## Problem requirements
Return all lines in the material below that contain "screenshot".

## Source material
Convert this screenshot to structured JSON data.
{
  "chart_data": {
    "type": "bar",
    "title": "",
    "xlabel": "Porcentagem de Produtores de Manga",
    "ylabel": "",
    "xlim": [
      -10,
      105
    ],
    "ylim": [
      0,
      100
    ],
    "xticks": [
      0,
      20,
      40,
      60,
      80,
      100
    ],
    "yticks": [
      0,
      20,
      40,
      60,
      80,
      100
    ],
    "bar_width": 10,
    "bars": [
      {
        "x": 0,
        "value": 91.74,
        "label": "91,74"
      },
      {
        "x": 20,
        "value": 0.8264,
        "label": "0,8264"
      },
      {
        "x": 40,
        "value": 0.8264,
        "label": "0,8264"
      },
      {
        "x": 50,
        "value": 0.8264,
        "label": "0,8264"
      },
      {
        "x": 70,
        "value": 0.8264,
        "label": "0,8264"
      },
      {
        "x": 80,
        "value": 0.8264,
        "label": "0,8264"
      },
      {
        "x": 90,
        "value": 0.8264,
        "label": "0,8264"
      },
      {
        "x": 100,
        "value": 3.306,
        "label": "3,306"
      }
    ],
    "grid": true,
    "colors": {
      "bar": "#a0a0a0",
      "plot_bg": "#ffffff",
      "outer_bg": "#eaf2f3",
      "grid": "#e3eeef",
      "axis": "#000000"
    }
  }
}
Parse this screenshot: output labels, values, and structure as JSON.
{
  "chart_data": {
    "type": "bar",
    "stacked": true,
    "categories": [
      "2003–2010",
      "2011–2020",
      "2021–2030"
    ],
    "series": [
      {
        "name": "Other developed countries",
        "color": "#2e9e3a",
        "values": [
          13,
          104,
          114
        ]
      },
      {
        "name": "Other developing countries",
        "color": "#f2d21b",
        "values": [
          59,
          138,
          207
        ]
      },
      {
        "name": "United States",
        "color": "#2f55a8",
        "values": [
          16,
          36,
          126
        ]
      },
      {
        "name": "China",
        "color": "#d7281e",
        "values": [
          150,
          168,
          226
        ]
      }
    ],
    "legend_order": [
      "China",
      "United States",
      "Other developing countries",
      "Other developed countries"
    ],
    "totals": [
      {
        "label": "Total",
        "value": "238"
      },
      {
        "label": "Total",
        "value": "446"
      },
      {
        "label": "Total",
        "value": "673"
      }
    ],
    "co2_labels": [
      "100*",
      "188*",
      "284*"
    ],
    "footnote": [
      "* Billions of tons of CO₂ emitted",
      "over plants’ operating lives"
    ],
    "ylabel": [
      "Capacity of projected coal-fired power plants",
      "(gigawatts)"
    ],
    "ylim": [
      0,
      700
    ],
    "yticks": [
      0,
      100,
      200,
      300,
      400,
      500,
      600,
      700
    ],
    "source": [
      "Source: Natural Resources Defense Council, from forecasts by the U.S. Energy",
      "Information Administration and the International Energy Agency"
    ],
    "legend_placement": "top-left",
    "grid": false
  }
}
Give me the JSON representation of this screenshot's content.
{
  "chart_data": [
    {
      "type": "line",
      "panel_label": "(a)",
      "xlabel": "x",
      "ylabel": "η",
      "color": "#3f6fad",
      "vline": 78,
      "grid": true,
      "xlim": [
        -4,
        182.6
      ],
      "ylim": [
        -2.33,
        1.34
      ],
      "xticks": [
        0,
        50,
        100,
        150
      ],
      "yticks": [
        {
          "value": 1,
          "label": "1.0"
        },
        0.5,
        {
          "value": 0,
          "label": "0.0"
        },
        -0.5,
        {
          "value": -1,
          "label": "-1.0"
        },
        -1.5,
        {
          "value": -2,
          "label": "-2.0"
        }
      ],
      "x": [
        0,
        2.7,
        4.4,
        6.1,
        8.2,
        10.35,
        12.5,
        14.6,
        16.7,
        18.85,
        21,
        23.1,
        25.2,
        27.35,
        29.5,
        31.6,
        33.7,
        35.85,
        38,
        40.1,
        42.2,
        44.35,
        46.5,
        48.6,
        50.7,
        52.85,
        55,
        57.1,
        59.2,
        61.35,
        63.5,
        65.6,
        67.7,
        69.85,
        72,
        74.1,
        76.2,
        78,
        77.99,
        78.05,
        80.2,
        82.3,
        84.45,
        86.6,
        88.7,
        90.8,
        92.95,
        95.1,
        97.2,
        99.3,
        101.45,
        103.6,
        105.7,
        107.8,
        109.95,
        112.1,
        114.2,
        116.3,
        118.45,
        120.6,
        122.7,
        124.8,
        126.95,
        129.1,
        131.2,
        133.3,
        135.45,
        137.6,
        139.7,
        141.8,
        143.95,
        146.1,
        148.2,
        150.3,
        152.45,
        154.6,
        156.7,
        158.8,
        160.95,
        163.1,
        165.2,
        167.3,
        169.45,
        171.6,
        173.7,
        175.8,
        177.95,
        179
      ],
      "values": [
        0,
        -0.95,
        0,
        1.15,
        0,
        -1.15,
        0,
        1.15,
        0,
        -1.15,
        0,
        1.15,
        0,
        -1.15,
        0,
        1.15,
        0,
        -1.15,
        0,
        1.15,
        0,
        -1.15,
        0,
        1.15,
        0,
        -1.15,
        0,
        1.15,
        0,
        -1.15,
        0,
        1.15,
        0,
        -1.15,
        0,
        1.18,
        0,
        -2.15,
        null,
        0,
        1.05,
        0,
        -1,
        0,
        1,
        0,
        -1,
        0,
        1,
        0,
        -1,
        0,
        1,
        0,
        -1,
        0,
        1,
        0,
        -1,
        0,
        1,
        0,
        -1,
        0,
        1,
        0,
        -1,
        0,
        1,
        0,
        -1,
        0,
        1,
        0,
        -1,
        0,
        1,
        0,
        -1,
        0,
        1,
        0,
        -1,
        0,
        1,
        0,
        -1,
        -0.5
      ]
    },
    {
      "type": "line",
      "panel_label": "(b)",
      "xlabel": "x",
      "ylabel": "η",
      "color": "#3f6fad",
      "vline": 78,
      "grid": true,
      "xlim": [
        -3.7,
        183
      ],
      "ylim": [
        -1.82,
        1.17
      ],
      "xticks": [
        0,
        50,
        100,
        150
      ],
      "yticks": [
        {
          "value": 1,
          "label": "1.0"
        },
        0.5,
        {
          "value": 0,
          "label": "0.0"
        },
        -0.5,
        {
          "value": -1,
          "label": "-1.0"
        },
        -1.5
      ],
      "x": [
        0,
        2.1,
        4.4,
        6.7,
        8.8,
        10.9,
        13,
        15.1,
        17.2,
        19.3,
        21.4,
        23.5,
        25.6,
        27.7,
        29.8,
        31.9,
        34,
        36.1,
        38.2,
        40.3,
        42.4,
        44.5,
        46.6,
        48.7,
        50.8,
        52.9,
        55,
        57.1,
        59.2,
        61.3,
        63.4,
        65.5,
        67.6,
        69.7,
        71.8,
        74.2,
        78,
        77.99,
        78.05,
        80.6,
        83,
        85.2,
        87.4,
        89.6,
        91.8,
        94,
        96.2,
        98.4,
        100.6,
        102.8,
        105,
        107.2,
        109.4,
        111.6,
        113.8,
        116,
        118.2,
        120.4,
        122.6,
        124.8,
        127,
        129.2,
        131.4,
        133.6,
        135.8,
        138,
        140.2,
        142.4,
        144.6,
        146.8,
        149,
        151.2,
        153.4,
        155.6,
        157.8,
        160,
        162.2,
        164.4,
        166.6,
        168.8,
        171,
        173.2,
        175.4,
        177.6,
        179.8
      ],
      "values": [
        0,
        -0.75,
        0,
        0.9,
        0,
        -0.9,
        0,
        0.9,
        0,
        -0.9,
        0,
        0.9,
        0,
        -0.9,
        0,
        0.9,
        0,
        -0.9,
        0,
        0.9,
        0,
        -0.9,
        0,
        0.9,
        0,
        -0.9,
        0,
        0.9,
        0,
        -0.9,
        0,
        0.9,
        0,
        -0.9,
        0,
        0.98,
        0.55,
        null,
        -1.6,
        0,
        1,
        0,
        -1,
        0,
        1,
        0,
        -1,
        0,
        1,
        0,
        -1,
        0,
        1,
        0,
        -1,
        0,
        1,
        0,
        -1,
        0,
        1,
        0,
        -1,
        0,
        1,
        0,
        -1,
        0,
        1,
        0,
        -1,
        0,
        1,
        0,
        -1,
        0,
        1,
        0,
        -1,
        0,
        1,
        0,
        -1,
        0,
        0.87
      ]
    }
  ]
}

## Answer
Convert this screenshot to structured JSON data.
Parse this screenshot: output labels, values, and structure as JSON.
Give me the JSON representation of this screenshot's content.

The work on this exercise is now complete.